> [What is expected]: Look for the word "JSON" in the entries below, then copy every line that has it.

> [Records shown]:

[start]

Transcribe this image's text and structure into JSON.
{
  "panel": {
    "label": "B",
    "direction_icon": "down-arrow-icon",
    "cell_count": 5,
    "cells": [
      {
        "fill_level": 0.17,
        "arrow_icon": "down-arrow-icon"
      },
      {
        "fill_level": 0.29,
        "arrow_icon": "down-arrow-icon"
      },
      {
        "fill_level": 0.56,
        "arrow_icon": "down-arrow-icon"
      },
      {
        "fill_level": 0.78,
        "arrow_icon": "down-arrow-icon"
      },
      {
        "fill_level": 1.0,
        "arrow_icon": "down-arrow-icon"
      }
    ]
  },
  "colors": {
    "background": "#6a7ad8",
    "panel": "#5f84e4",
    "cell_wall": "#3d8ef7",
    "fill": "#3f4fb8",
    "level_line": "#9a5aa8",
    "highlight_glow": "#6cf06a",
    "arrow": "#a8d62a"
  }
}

[end]
[start]

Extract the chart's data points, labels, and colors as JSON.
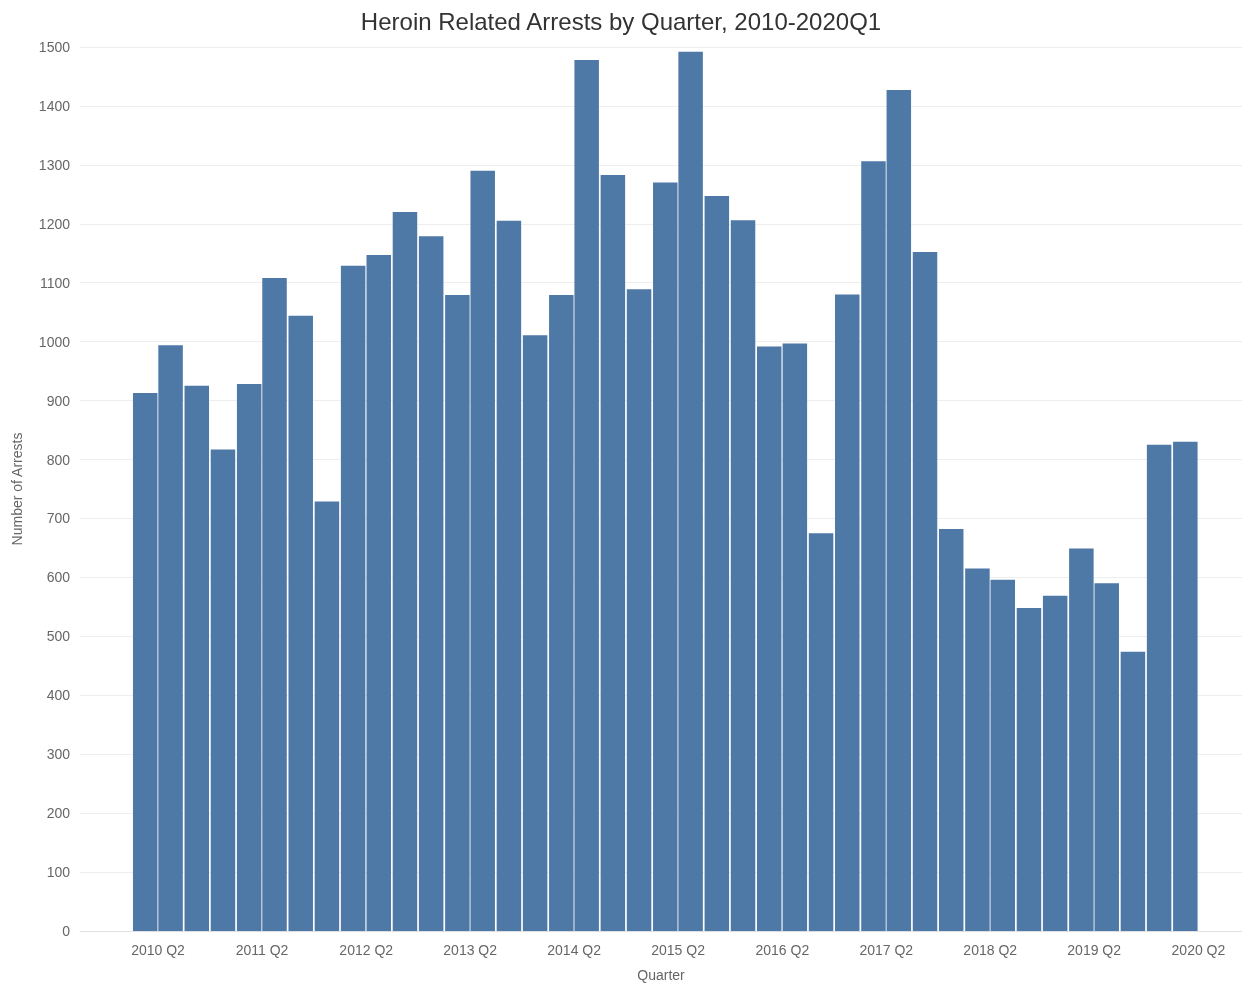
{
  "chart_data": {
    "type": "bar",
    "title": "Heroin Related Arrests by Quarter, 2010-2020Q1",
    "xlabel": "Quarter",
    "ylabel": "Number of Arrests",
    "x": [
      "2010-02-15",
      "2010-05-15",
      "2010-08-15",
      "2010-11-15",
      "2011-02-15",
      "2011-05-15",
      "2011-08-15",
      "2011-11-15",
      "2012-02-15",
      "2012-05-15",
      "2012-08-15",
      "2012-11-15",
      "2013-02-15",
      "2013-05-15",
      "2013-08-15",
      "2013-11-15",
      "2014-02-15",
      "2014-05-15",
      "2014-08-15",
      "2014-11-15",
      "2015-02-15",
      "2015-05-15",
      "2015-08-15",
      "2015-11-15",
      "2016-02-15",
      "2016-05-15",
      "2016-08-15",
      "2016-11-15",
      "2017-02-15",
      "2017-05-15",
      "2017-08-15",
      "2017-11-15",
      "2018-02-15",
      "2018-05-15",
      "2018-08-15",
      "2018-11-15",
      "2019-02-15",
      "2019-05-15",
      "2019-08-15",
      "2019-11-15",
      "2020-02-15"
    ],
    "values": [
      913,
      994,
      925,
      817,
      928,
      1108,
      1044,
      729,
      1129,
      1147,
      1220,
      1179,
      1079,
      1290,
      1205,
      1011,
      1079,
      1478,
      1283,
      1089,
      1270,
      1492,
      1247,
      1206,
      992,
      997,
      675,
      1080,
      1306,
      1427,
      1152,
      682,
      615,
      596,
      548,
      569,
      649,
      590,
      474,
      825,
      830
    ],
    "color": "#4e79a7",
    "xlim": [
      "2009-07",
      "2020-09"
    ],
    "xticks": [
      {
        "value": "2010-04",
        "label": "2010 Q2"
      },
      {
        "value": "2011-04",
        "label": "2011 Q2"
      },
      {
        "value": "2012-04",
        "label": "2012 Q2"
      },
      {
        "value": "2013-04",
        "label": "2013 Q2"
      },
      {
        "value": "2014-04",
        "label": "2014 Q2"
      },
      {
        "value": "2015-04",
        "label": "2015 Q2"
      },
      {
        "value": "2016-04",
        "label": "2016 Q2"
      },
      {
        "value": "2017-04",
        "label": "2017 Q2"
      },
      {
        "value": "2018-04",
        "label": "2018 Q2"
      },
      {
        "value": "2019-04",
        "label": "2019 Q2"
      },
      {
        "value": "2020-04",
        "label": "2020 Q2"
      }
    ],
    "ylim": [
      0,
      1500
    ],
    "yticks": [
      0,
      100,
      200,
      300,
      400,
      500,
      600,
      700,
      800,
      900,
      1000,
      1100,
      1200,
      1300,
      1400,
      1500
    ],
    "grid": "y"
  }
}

[end]

> [Finished exercise]:
Transcribe this image's text and structure into JSON.
Extract the chart's data points, labels, and colors as JSON.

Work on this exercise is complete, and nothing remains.